#### REQUIREMENT
Recast each item below as a Markdown table with two columns, Row and Line, giving every non-blank line its own numbered row. Leave the pictures out.

**********

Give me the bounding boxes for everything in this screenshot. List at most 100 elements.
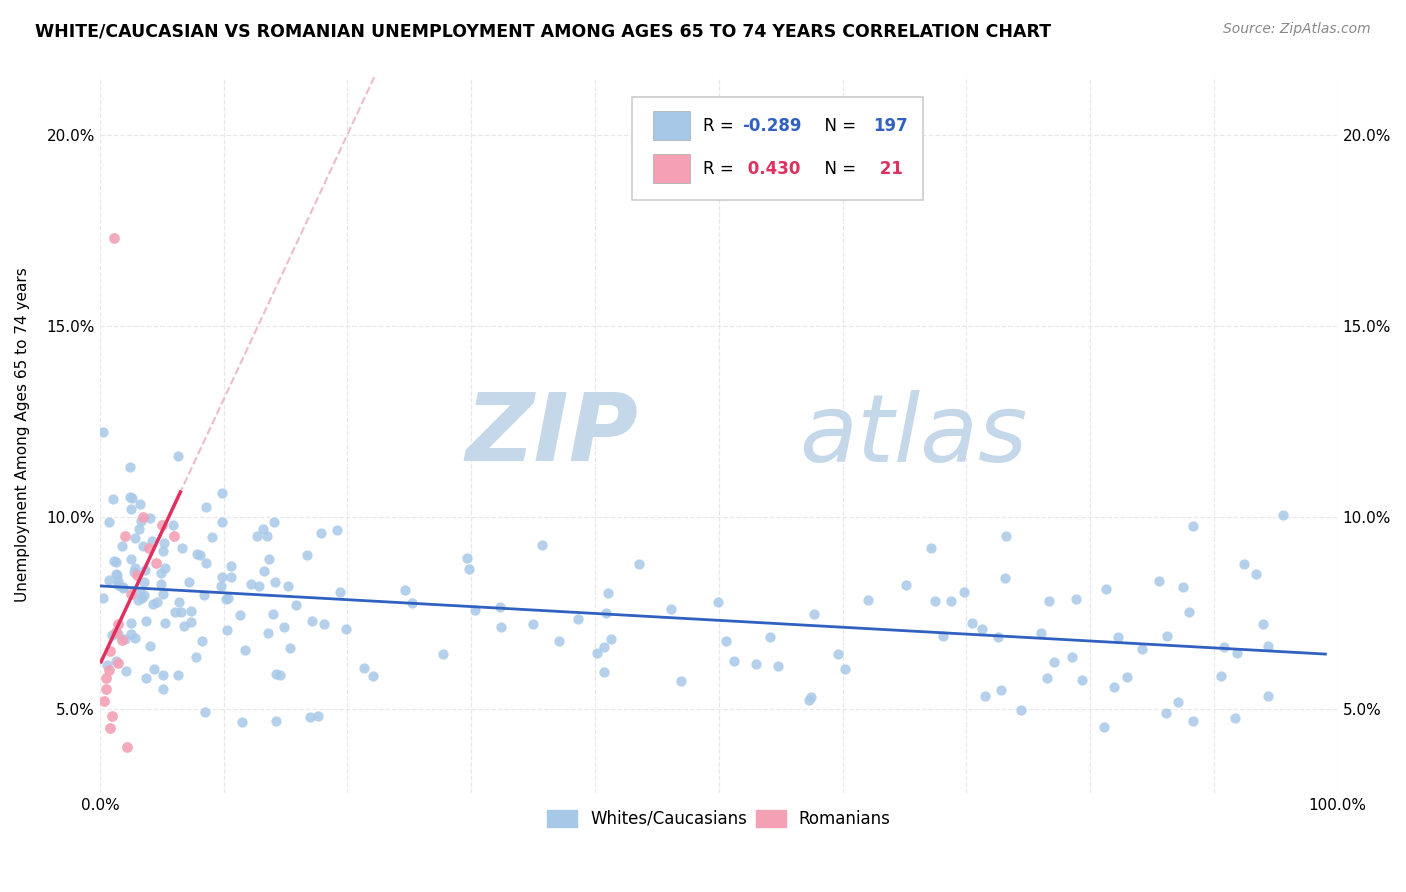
Point [394, 582, 416, 597]
Point [233, 643, 256, 657]
Point [489, 600, 512, 615]
Point [129, 584, 152, 599]
Point [98, 721, 121, 735]
Text: R =: R = [703, 117, 738, 135]
Point [1036, 671, 1059, 685]
Text: ZIP: ZIP [465, 389, 638, 481]
Point [152, 586, 174, 600]
Point [1213, 640, 1236, 655]
Point [329, 585, 352, 599]
Point [107, 574, 129, 588]
Point [759, 630, 782, 644]
Point [1178, 605, 1201, 619]
Point [256, 529, 278, 543]
Point [834, 662, 856, 676]
Point [143, 662, 166, 676]
Point [252, 522, 274, 536]
Point [987, 631, 1010, 645]
Point [600, 632, 623, 647]
Point [131, 591, 153, 605]
Point [135, 672, 157, 686]
Point [190, 633, 212, 648]
Point [134, 563, 156, 577]
Point [103, 553, 125, 567]
Point [231, 715, 253, 730]
Point [1156, 629, 1178, 643]
Point [152, 681, 174, 696]
Point [120, 627, 142, 641]
Point [94, 671, 117, 685]
Point [153, 560, 176, 574]
Point [939, 594, 962, 608]
Point [105, 567, 128, 582]
Point [797, 692, 820, 706]
Point [432, 647, 454, 661]
Point [115, 739, 138, 754]
Point [592, 665, 614, 679]
Point [167, 595, 190, 609]
Point [312, 617, 335, 632]
Point [112, 580, 135, 594]
Point [219, 558, 242, 573]
Point [98, 573, 121, 587]
Point [153, 616, 176, 631]
Point [263, 574, 285, 589]
FancyBboxPatch shape [654, 154, 690, 183]
Point [128, 522, 150, 536]
Point [1147, 574, 1170, 589]
Point [257, 626, 280, 640]
Point [132, 587, 155, 601]
Point [211, 485, 233, 500]
Point [284, 598, 307, 612]
Point [124, 561, 146, 575]
Point [361, 669, 384, 683]
Point [101, 709, 124, 723]
Point [547, 633, 569, 648]
Point [132, 510, 155, 524]
Point [1244, 567, 1267, 582]
Point [766, 659, 789, 673]
Point [932, 629, 955, 643]
Point [277, 578, 299, 592]
Point [723, 654, 745, 668]
Point [111, 632, 134, 647]
Point [180, 604, 202, 618]
Point [152, 668, 174, 682]
Point [152, 543, 174, 558]
Point [1211, 668, 1233, 682]
Point [129, 497, 152, 511]
Point [1116, 670, 1139, 684]
Point [1094, 720, 1116, 734]
Text: 0.430: 0.430 [742, 160, 801, 178]
Point [120, 615, 142, 630]
Point [1107, 631, 1129, 645]
Point [257, 552, 280, 566]
Point [97, 663, 120, 677]
FancyBboxPatch shape [654, 112, 690, 140]
Point [107, 656, 129, 670]
Point [211, 570, 233, 584]
Point [105, 555, 128, 569]
Point [1154, 706, 1177, 720]
Text: N =: N = [814, 160, 862, 178]
Point [353, 661, 375, 675]
Point [952, 585, 974, 599]
Point [266, 667, 288, 681]
Point [121, 491, 143, 506]
Point [125, 567, 148, 582]
Point [94, 682, 117, 697]
Point [522, 616, 544, 631]
Point [101, 491, 124, 506]
Point [262, 607, 284, 621]
Point [856, 592, 879, 607]
Point [120, 552, 142, 566]
Point [994, 570, 1017, 584]
Point [1064, 591, 1087, 606]
Point [131, 539, 153, 553]
Point [995, 529, 1018, 543]
Text: 21: 21 [873, 160, 903, 178]
Point [962, 615, 984, 630]
Point [659, 602, 682, 616]
Point [104, 566, 127, 581]
Point [1233, 557, 1256, 571]
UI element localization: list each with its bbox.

**********

#### SOLUTION TO THIS PROBLEM
| Row | Line |
|---|---|
| 1 | Give me the bounding boxes for everything in this screenshot. List at most 100 elements. |
| 2 | Point [394, 582, 416, 597] |
| 3 | Point [233, 643, 256, 657] |
| 4 | Point [489, 600, 512, 615] |
| 5 | Point [129, 584, 152, 599] |
| 6 | Point [98, 721, 121, 735] |
| 7 | Text: R =: R = [703, 117, 738, 135] |
| 8 | Point [1036, 671, 1059, 685] |
| 9 | Text: ZIP: ZIP [465, 389, 638, 481] |
| 10 | Point [152, 586, 174, 600] |
| 11 | Point [1213, 640, 1236, 655] |
| 12 | Point [329, 585, 352, 599] |
| 13 | Point [107, 574, 129, 588] |
| 14 | Point [759, 630, 782, 644] |
| 15 | Point [1178, 605, 1201, 619] |
| 16 | Point [256, 529, 278, 543] |
| 17 | Point [834, 662, 856, 676] |
| 18 | Point [143, 662, 166, 676] |
| 19 | Point [252, 522, 274, 536] |
| 20 | Point [987, 631, 1010, 645] |
| 21 | Point [600, 632, 623, 647] |
| 22 | Point [131, 591, 153, 605] |
| 23 | Point [135, 672, 157, 686] |
| 24 | Point [190, 633, 212, 648] |
| 25 | Point [134, 563, 156, 577] |
| 26 | Point [103, 553, 125, 567] |
| 27 | Point [231, 715, 253, 730] |
| 28 | Point [1156, 629, 1178, 643] |
| 29 | Point [152, 681, 174, 696] |
| 30 | Point [120, 627, 142, 641] |
| 31 | Point [94, 671, 117, 685] |
| 32 | Point [153, 560, 176, 574] |
| 33 | Point [939, 594, 962, 608] |
| 34 | Point [105, 567, 128, 582] |
| 35 | Point [797, 692, 820, 706] |
| 36 | Point [432, 647, 454, 661] |
| 37 | Point [115, 739, 138, 754] |
| 38 | Point [592, 665, 614, 679] |
| 39 | Point [167, 595, 190, 609] |
| 40 | Point [312, 617, 335, 632] |
| 41 | Point [112, 580, 135, 594] |
| 42 | Point [219, 558, 242, 573] |
| 43 | Point [98, 573, 121, 587] |
| 44 | Point [153, 616, 176, 631] |
| 45 | Point [263, 574, 285, 589] |
| 46 | FancyBboxPatch shape [654, 154, 690, 183] |
| 47 | Point [128, 522, 150, 536] |
| 48 | Point [1147, 574, 1170, 589] |
| 49 | Point [257, 626, 280, 640] |
| 50 | Point [132, 587, 155, 601] |
| 51 | Point [211, 485, 233, 500] |
| 52 | Point [284, 598, 307, 612] |
| 53 | Point [124, 561, 146, 575] |
| 54 | Point [361, 669, 384, 683] |
| 55 | Point [101, 709, 124, 723] |
| 56 | Point [547, 633, 569, 648] |
| 57 | Point [132, 510, 155, 524] |
| 58 | Point [1244, 567, 1267, 582] |
| 59 | Point [766, 659, 789, 673] |
| 60 | Point [932, 629, 955, 643] |
| 61 | Point [277, 578, 299, 592] |
| 62 | Point [723, 654, 745, 668] |
| 63 | Point [111, 632, 134, 647] |
| 64 | Point [180, 604, 202, 618] |
| 65 | Point [152, 668, 174, 682] |
| 66 | Point [152, 543, 174, 558] |
| 67 | Point [1211, 668, 1233, 682] |
| 68 | Point [129, 497, 152, 511] |
| 69 | Point [1116, 670, 1139, 684] |
| 70 | Point [1094, 720, 1116, 734] |
| 71 | Text: 0.430: 0.430 [742, 160, 801, 178] |
| 72 | Point [120, 615, 142, 630] |
| 73 | Point [1107, 631, 1129, 645] |
| 74 | Point [257, 552, 280, 566] |
| 75 | Point [97, 663, 120, 677] |
| 76 | FancyBboxPatch shape [654, 112, 690, 140] |
| 77 | Point [107, 656, 129, 670] |
| 78 | Point [211, 570, 233, 584] |
| 79 | Point [105, 555, 128, 569] |
| 80 | Point [1154, 706, 1177, 720] |
| 81 | Text: N =: N = [814, 160, 862, 178] |
| 82 | Point [353, 661, 375, 675] |
| 83 | Point [952, 585, 974, 599] |
| 84 | Point [266, 667, 288, 681] |
| 85 | Point [121, 491, 143, 506] |
| 86 | Point [125, 567, 148, 582] |
| 87 | Point [94, 682, 117, 697] |
| 88 | Point [522, 616, 544, 631] |
| 89 | Point [101, 491, 124, 506] |
| 90 | Point [262, 607, 284, 621] |
| 91 | Point [856, 592, 879, 607] |
| 92 | Point [120, 552, 142, 566] |
| 93 | Point [994, 570, 1017, 584] |
| 94 | Point [1064, 591, 1087, 606] |
| 95 | Point [131, 539, 153, 553] |
| 96 | Point [995, 529, 1018, 543] |
| 97 | Text: 21: 21 [873, 160, 903, 178] |
| 98 | Point [962, 615, 984, 630] |
| 99 | Point [659, 602, 682, 616] |
| 100 | Point [104, 566, 127, 581] |
| 101 | Point [1233, 557, 1256, 571] |
| 102 | UI element localization: list each with its bbox. |